_Task details:_
How many lines of these entries include the string "caviar"? State the number alone.

=== Input material ===

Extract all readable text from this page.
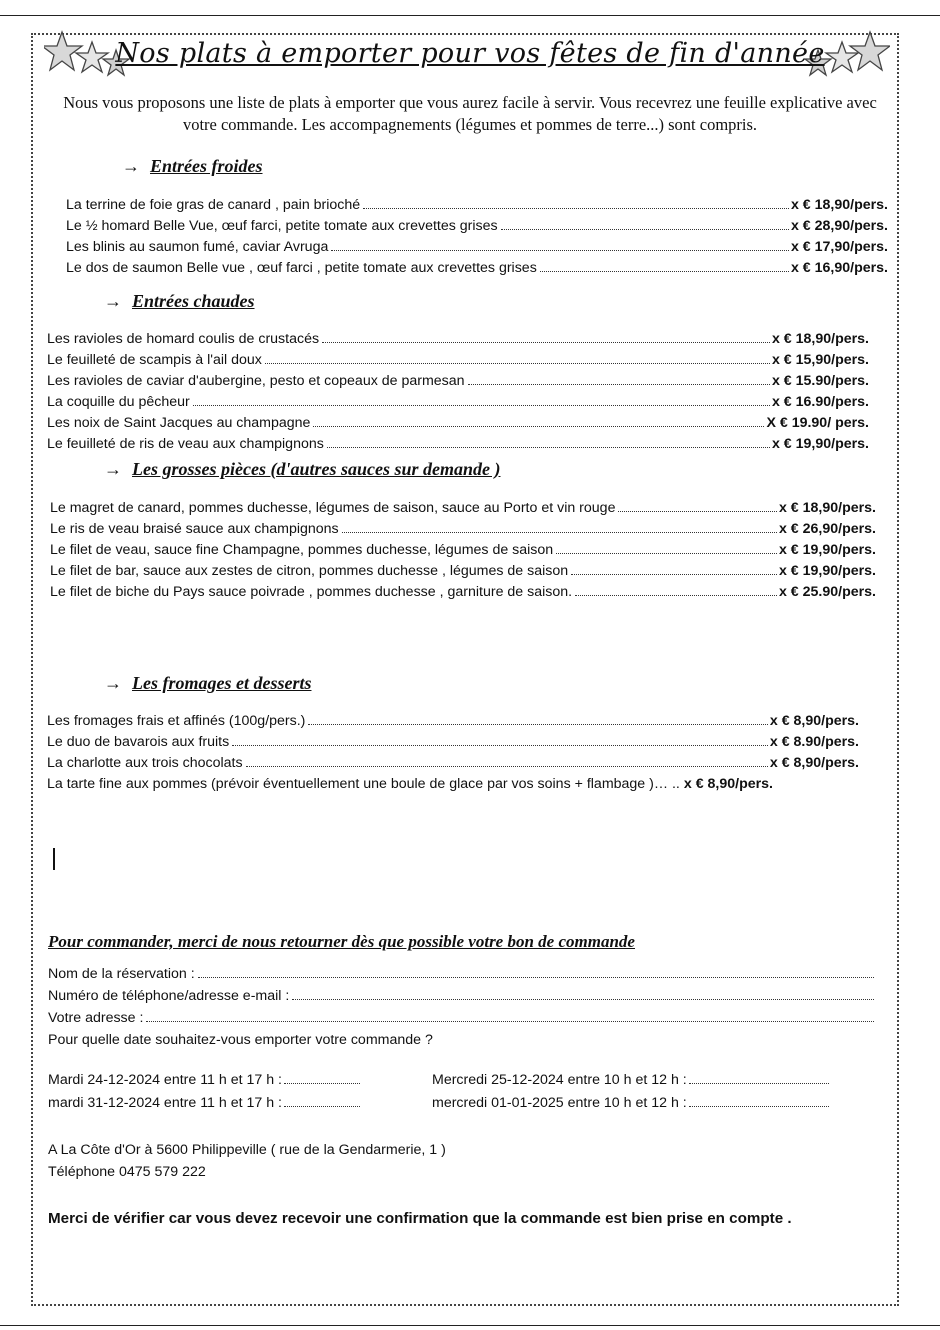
Nos plats à emporter pour vos fêtes de fin d'année
Nous vous proposons une liste de plats à emporter que vous aurez facile à servir. Vous recevrez une feuille explicative avec votre commande. Les accompagnements (légumes et pommes de terre...) sont compris.
→ Entrées froides
La terrine de foie gras de canard , pain brioché	x € 18,90/pers.
Le ½ homard Belle Vue, œuf farci, petite tomate aux crevettes grises	x € 28,90/pers.
Les blinis au saumon fumé, caviar Avruga	x € 17,90/pers.
Le dos de saumon Belle vue , œuf farci , petite tomate aux crevettes grises	x € 16,90/pers.
→ Entrées chaudes
Les ravioles de homard coulis de crustacés	x € 18,90/pers.
Le feuilleté de scampis à l'ail doux	x € 15,90/pers.
Les ravioles de caviar d'aubergine, pesto et copeaux de parmesan	x € 15.90/pers.
La coquille du pêcheur	x € 16.90/pers.
Les noix de Saint Jacques au champagne	X € 19.90/ pers.
Le feuilleté de ris de veau aux champignons	x € 19,90/pers.
→ Les grosses pièces (d'autres sauces sur demande )
Le magret de canard, pommes duchesse, légumes de saison, sauce au Porto et vin rouge	x € 18,90/pers.
Le ris de veau braisé sauce aux champignons	x € 26,90/pers.
Le filet de veau, sauce fine Champagne, pommes duchesse, légumes de saison	x € 19,90/pers.
Le filet de bar, sauce aux zestes de citron, pommes duchesse , légumes de saison	x € 19,90/pers.
Le filet de biche du Pays sauce poivrade , pommes duchesse , garniture de saison.	x € 25.90/pers.
→ Les fromages et desserts
Les fromages frais et affinés (100g/pers.)	x € 8,90/pers.
Le duo de bavarois aux fruits	x € 8.90/pers.
La charlotte aux trois chocolats	x € 8,90/pers.
La tarte fine aux pommes (prévoir éventuellement une boule de glace par vos soins + flambage )… .. x € 8,90/pers.
Pour commander, merci de nous retourner dès que possible votre bon de commande
Nom de la réservation :
Numéro de téléphone/adresse e-mail :
Votre adresse :
Pour quelle date souhaitez-vous emporter votre commande ?
Mardi 24-12-2024 entre 11 h et 17 h :	Mercredi 25-12-2024 entre 10 h et 12 h :
mardi 31-12-2024 entre 11 h et 17 h :	mercredi 01-01-2025 entre 10 h et 12 h :
A La Côte d'Or à 5600 Philippeville ( rue de la Gendarmerie, 1 )
Téléphone 0475 579 222
Merci de vérifier car vous devez recevoir une confirmation que la commande est bien prise en compte .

===

_Exercise answer:_
2